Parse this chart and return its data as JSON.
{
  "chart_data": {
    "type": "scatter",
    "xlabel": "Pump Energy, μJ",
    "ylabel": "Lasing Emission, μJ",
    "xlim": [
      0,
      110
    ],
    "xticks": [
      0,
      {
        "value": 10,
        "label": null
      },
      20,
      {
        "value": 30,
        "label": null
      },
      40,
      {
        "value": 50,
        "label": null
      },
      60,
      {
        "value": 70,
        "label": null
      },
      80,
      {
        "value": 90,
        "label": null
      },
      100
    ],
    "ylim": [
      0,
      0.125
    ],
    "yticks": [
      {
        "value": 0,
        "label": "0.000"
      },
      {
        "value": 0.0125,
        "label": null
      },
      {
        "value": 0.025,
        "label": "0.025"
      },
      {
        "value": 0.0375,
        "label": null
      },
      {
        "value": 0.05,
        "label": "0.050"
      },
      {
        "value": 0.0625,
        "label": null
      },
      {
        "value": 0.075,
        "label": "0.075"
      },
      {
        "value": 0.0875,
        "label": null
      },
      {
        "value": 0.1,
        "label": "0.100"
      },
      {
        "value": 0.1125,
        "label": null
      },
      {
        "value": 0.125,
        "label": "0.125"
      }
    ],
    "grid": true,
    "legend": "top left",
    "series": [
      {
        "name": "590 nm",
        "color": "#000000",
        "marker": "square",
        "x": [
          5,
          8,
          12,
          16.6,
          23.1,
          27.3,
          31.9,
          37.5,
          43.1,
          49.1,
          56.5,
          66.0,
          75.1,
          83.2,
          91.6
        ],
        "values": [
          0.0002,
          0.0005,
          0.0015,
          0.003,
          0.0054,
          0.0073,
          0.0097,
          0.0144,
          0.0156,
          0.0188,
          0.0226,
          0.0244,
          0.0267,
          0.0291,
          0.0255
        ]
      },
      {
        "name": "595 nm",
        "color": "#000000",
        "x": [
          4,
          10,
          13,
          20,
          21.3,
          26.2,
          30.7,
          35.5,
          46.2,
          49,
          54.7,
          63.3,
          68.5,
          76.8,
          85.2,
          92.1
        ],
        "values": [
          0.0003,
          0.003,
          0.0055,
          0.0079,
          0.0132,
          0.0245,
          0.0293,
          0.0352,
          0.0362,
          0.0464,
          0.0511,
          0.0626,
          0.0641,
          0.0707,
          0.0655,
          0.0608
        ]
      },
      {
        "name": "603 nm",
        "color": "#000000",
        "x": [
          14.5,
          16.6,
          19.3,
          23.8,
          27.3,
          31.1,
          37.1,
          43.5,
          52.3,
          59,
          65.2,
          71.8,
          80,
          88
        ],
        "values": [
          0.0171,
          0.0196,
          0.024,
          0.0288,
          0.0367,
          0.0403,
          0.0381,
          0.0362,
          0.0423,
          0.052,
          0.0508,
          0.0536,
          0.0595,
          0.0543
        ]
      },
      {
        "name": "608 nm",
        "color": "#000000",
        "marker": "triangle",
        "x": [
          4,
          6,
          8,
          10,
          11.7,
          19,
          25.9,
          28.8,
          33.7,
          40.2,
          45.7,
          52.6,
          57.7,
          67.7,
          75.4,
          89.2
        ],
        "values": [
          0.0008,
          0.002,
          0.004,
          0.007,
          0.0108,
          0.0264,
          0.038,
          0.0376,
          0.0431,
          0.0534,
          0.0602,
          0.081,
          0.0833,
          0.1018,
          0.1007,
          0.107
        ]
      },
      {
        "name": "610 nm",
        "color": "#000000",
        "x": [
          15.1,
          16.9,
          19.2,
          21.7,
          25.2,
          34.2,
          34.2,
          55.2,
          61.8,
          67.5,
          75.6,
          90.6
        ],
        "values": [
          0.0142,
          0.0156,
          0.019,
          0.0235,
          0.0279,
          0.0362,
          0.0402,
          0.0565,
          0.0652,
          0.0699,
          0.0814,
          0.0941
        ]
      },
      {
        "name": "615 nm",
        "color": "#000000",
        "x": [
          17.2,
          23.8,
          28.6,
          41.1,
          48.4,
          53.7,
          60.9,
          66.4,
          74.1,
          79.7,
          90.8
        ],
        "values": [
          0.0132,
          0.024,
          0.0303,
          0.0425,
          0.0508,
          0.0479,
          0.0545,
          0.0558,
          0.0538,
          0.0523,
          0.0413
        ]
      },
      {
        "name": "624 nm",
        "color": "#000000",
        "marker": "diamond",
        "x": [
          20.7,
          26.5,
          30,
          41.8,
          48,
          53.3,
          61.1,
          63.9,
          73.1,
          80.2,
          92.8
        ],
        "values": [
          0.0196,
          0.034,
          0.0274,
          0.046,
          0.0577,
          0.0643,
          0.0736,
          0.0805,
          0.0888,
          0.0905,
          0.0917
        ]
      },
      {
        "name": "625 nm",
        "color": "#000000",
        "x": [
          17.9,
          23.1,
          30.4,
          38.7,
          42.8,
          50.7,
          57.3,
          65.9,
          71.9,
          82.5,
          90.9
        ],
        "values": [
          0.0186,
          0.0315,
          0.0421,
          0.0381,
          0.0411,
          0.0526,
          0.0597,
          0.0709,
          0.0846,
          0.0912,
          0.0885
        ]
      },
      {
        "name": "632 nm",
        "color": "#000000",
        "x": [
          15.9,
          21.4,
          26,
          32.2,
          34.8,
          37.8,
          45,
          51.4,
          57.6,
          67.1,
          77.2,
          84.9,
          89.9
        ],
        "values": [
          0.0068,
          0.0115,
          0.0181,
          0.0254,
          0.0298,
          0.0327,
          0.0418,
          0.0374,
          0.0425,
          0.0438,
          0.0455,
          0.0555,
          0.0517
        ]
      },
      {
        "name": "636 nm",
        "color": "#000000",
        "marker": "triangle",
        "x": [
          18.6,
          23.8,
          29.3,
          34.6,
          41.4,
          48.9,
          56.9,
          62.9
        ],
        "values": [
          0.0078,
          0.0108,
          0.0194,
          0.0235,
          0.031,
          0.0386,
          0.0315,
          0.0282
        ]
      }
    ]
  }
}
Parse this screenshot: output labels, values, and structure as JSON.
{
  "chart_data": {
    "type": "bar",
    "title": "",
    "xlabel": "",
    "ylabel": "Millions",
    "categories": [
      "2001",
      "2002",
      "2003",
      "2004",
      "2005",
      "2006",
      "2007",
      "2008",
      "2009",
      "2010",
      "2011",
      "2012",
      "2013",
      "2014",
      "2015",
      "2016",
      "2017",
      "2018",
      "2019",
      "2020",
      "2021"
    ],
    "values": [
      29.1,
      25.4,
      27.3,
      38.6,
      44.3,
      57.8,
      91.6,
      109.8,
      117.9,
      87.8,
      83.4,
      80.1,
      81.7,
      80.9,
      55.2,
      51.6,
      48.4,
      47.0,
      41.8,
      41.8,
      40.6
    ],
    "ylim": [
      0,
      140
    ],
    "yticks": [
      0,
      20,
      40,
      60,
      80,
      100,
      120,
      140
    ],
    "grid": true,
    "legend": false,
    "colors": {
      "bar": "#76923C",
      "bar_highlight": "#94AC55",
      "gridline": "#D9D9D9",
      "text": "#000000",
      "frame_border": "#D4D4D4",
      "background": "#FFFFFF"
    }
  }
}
□ □ □ □ □
> _Written instruction_:
Your task is to return the full listing exactly as it was given.

> _Expected output_:
Parse this chart and return its data as JSON.
{
  "chart_data": {
    "type": "scatter",
    "xlabel": "Pump Energy, μJ",
    "ylabel": "Lasing Emission, μJ",
    "xlim": [
      0,
      110
    ],
    "xticks": [
      0,
      {
        "value": 10,
        "label": null
      },
      20,
      {
        "value": 30,
        "label": null
      },
      40,
      {
        "value": 50,
        "label": null
      },
      60,
      {
        "value": 70,
        "label": null
      },
      80,
      {
        "value": 90,
        "label": null
      },
      100
    ],
    "ylim": [
      0,
      0.125
    ],
    "yticks": [
      {
        "value": 0,
        "label": "0.000"
      },
      {
        "value": 0.0125,
        "label": null
      },
      {
        "value": 0.025,
        "label": "0.025"
      },
      {
        "value": 0.0375,
        "label": null
      },
      {
        "value": 0.05,
        "label": "0.050"
      },
      {
        "value": 0.0625,
        "label": null
      },
      {
        "value": 0.075,
        "label": "0.075"
      },
      {
        "value": 0.0875,
        "label": null
      },
      {
        "value": 0.1,
        "label": "0.100"
      },
      {
        "value": 0.1125,
        "label": null
      },
      {
        "value": 0.125,
        "label": "0.125"
      }
    ],
    "grid": true,
    "legend": "top left",
    "series": [
      {
        "name": "590 nm",
        "color": "#000000",
        "marker": "square",
        "x": [
          5,
          8,
          12,
          16.6,
          23.1,
          27.3,
          31.9,
          37.5,
          43.1,
          49.1,
          56.5,
          66.0,
          75.1,
          83.2,
          91.6
        ],
        "values": [
          0.0002,
          0.0005,
          0.0015,
          0.003,
          0.0054,
          0.0073,
          0.0097,
          0.0144,
          0.0156,
          0.0188,
          0.0226,
          0.0244,
          0.0267,
          0.0291,
          0.0255
        ]
      },
      {
        "name": "595 nm",
        "color": "#000000",
        "x": [
          4,
          10,
          13,
          20,
          21.3,
          26.2,
          30.7,
          35.5,
          46.2,
          49,
          54.7,
          63.3,
          68.5,
          76.8,
          85.2,
          92.1
        ],
        "values": [
          0.0003,
          0.003,
          0.0055,
          0.0079,
          0.0132,
          0.0245,
          0.0293,
          0.0352,
          0.0362,
          0.0464,
          0.0511,
          0.0626,
          0.0641,
          0.0707,
          0.0655,
          0.0608
        ]
      },
      {
        "name": "603 nm",
        "color": "#000000",
        "x": [
          14.5,
          16.6,
          19.3,
          23.8,
          27.3,
          31.1,
          37.1,
          43.5,
          52.3,
          59,
          65.2,
          71.8,
          80,
          88
        ],
        "values": [
          0.0171,
          0.0196,
          0.024,
          0.0288,
          0.0367,
          0.0403,
          0.0381,
          0.0362,
          0.0423,
          0.052,
          0.0508,
          0.0536,
          0.0595,
          0.0543
        ]
      },
      {
        "name": "608 nm",
        "color": "#000000",
        "marker": "triangle",
        "x": [
          4,
          6,
          8,
          10,
          11.7,
          19,
          25.9,
          28.8,
          33.7,
          40.2,
          45.7,
          52.6,
          57.7,
          67.7,
          75.4,
          89.2
        ],
        "values": [
          0.0008,
          0.002,
          0.004,
          0.007,
          0.0108,
          0.0264,
          0.038,
          0.0376,
          0.0431,
          0.0534,
          0.0602,
          0.081,
          0.0833,
          0.1018,
          0.1007,
          0.107
        ]
      },
      {
        "name": "610 nm",
        "color": "#000000",
        "x": [
          15.1,
          16.9,
          19.2,
          21.7,
          25.2,
          34.2,
          34.2,
          55.2,
          61.8,
          67.5,
          75.6,
          90.6
        ],
        "values": [
          0.0142,
          0.0156,
          0.019,
          0.0235,
          0.0279,
          0.0362,
          0.0402,
          0.0565,
          0.0652,
          0.0699,
          0.0814,
          0.0941
        ]
      },
      {
        "name": "615 nm",
        "color": "#000000",
        "x": [
          17.2,
          23.8,
          28.6,
          41.1,
          48.4,
          53.7,
          60.9,
          66.4,
          74.1,
          79.7,
          90.8
        ],
        "values": [
          0.0132,
          0.024,
          0.0303,
          0.0425,
          0.0508,
          0.0479,
          0.0545,
          0.0558,
          0.0538,
          0.0523,
          0.0413
        ]
      },
      {
        "name": "624 nm",
        "color": "#000000",
        "marker": "diamond",
        "x": [
          20.7,
          26.5,
          30,
          41.8,
          48,
          53.3,
          61.1,
          63.9,
          73.1,
          80.2,
          92.8
        ],
        "values": [
          0.0196,
          0.034,
          0.0274,
          0.046,
          0.0577,
          0.0643,
          0.0736,
          0.0805,
          0.0888,
          0.0905,
          0.0917
        ]
      },
      {
        "name": "625 nm",
        "color": "#000000",
        "x": [
          17.9,
          23.1,
          30.4,
          38.7,
          42.8,
          50.7,
          57.3,
          65.9,
          71.9,
          82.5,
          90.9
        ],
        "values": [
          0.0186,
          0.0315,
          0.0421,
          0.0381,
          0.0411,
          0.0526,
          0.0597,
          0.0709,
          0.0846,
          0.0912,
          0.0885
        ]
      },
      {
        "name": "632 nm",
        "color": "#000000",
        "x": [
          15.9,
          21.4,
          26,
          32.2,
          34.8,
          37.8,
          45,
          51.4,
          57.6,
          67.1,
          77.2,
          84.9,
          89.9
        ],
        "values": [
          0.0068,
          0.0115,
          0.0181,
          0.0254,
          0.0298,
          0.0327,
          0.0418,
          0.0374,
          0.0425,
          0.0438,
          0.0455,
          0.0555,
          0.0517
        ]
      },
      {
        "name": "636 nm",
        "color": "#000000",
        "marker": "triangle",
        "x": [
          18.6,
          23.8,
          29.3,
          34.6,
          41.4,
          48.9,
          56.9,
          62.9
        ],
        "values": [
          0.0078,
          0.0108,
          0.0194,
          0.0235,
          0.031,
          0.0386,
          0.0315,
          0.0282
        ]
      }
    ]
  }
}
Parse this screenshot: output labels, values, and structure as JSON.
{
  "chart_data": {
    "type": "bar",
    "title": "",
    "xlabel": "",
    "ylabel": "Millions",
    "categories": [
      "2001",
      "2002",
      "2003",
      "2004",
      "2005",
      "2006",
      "2007",
      "2008",
      "2009",
      "2010",
      "2011",
      "2012",
      "2013",
      "2014",
      "2015",
      "2016",
      "2017",
      "2018",
      "2019",
      "2020",
      "2021"
    ],
    "values": [
      29.1,
      25.4,
      27.3,
      38.6,
      44.3,
      57.8,
      91.6,
      109.8,
      117.9,
      87.8,
      83.4,
      80.1,
      81.7,
      80.9,
      55.2,
      51.6,
      48.4,
      47.0,
      41.8,
      41.8,
      40.6
    ],
    "ylim": [
      0,
      140
    ],
    "yticks": [
      0,
      20,
      40,
      60,
      80,
      100,
      120,
      140
    ],
    "grid": true,
    "legend": false,
    "colors": {
      "bar": "#76923C",
      "bar_highlight": "#94AC55",
      "gridline": "#D9D9D9",
      "text": "#000000",
      "frame_border": "#D4D4D4",
      "background": "#FFFFFF"
    }
  }
}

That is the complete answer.